◆ What you should do ◆
In the stretch of records from the line containing "Itemize the components" through the line containing "app-logo[interactable]: iQ.Suite bbox=[141, 153, 274, 185]", change "reload-icon" to "refresh-icon" and leave everything else unchanged. Give only those lines, without the pictures.

◆ Records for the exercise ◆
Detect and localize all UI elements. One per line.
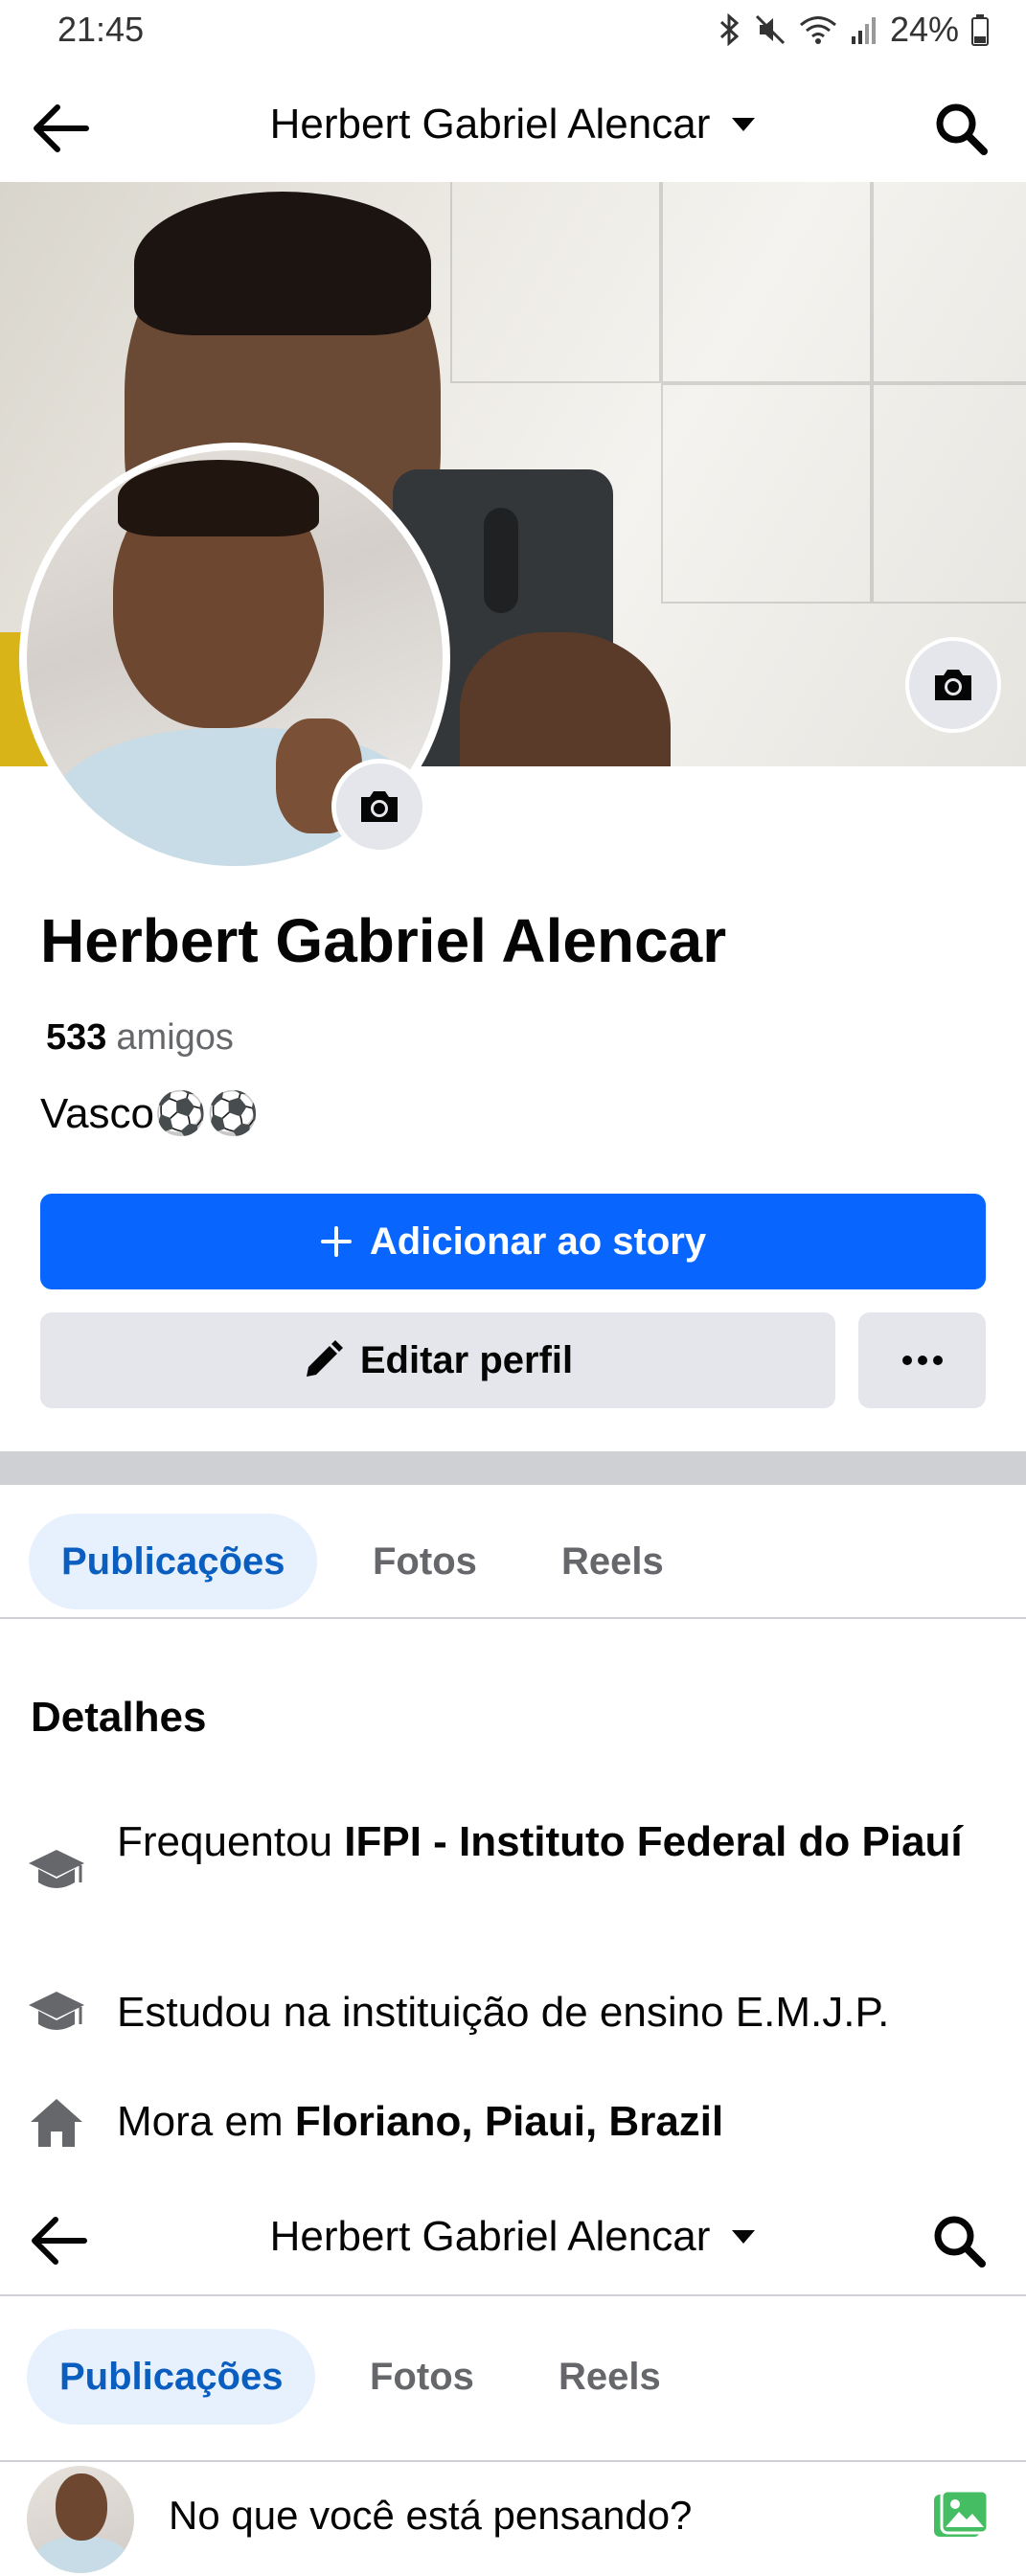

==

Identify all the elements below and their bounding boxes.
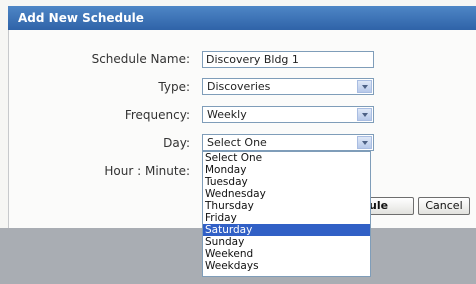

* * *

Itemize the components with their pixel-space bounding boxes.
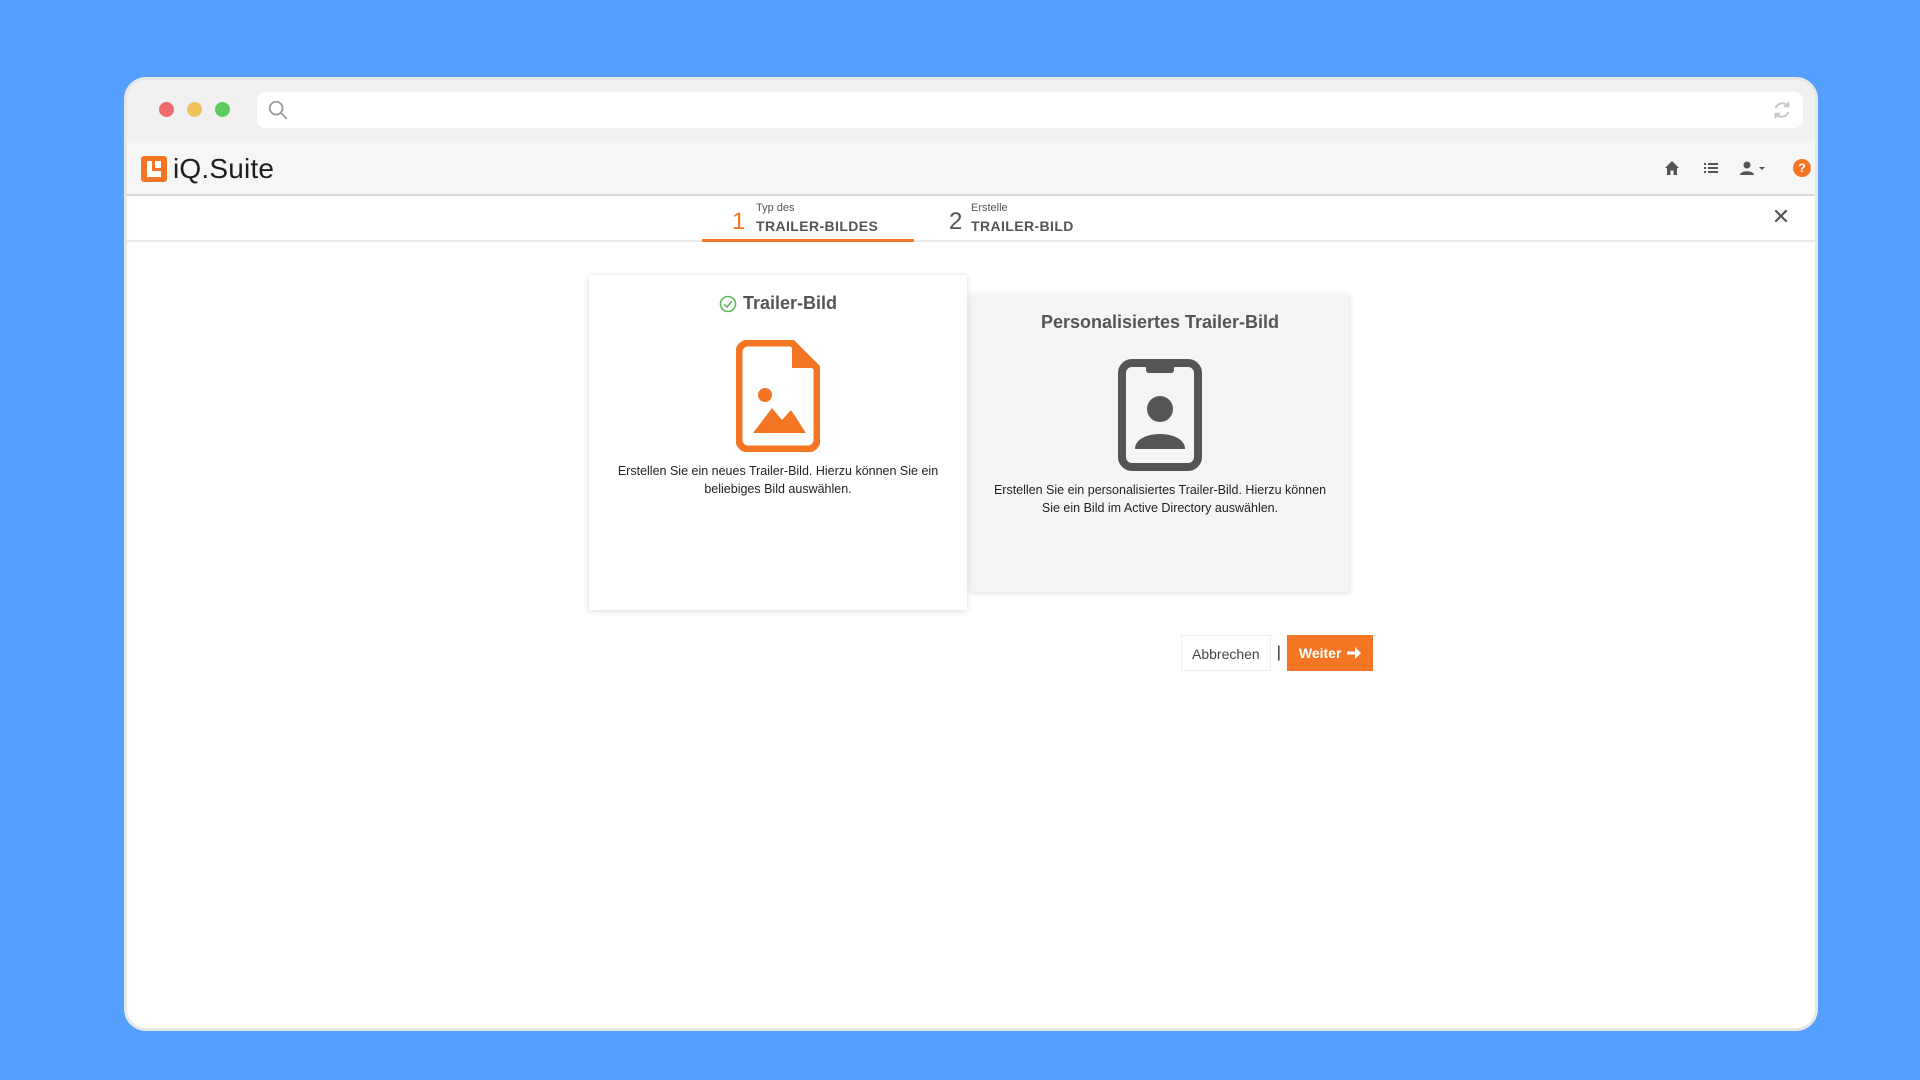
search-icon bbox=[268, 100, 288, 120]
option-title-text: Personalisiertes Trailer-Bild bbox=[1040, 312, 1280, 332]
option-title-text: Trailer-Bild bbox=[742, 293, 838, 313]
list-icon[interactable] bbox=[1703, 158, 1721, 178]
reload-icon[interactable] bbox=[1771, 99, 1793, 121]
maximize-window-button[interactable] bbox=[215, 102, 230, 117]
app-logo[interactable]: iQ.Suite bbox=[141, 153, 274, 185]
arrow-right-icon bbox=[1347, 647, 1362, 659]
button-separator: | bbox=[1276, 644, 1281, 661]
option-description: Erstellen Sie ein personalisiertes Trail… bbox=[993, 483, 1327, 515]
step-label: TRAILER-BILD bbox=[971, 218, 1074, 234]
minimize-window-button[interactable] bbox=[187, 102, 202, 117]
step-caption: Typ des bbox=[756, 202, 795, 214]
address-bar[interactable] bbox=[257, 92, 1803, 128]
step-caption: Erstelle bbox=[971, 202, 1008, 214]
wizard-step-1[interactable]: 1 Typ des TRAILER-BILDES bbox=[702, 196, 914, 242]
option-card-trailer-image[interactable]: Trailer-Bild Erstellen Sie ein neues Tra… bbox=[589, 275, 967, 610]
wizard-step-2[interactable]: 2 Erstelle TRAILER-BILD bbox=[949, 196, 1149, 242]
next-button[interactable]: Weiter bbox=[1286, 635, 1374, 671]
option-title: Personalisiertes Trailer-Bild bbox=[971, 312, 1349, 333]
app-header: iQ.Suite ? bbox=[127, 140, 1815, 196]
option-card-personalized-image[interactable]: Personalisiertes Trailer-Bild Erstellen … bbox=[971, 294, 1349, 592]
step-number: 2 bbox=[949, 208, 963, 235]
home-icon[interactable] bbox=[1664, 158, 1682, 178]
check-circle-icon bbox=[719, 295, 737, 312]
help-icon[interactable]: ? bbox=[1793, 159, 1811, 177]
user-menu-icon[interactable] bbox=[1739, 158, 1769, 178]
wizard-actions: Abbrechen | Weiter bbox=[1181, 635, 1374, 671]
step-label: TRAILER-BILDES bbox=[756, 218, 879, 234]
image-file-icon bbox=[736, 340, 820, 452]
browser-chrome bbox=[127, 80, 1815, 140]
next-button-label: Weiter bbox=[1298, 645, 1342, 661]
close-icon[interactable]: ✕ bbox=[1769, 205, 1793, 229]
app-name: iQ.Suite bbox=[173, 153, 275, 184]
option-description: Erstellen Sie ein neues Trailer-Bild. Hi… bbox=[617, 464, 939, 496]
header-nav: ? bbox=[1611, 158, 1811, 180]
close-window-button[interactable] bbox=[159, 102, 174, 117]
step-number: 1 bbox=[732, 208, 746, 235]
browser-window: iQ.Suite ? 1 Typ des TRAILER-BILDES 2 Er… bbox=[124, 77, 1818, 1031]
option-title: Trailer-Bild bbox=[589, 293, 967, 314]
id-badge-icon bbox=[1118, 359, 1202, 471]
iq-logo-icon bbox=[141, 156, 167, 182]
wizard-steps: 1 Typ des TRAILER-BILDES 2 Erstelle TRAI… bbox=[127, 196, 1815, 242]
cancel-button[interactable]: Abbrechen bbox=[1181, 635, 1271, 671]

◆ Answer to this problem ◆
Itemize the components with their pixel-space bounding boxes.
search-icon bbox=[268, 100, 288, 120]
option-title-text: Personalisiertes Trailer-Bild bbox=[1040, 312, 1280, 332]
option-title-text: Trailer-Bild bbox=[742, 293, 838, 313]
list-icon[interactable] bbox=[1703, 158, 1721, 178]
refresh-icon[interactable] bbox=[1771, 99, 1793, 121]
maximize-window-button[interactable] bbox=[215, 102, 230, 117]
app-logo[interactable]: iQ.Suite bbox=[141, 153, 274, 185]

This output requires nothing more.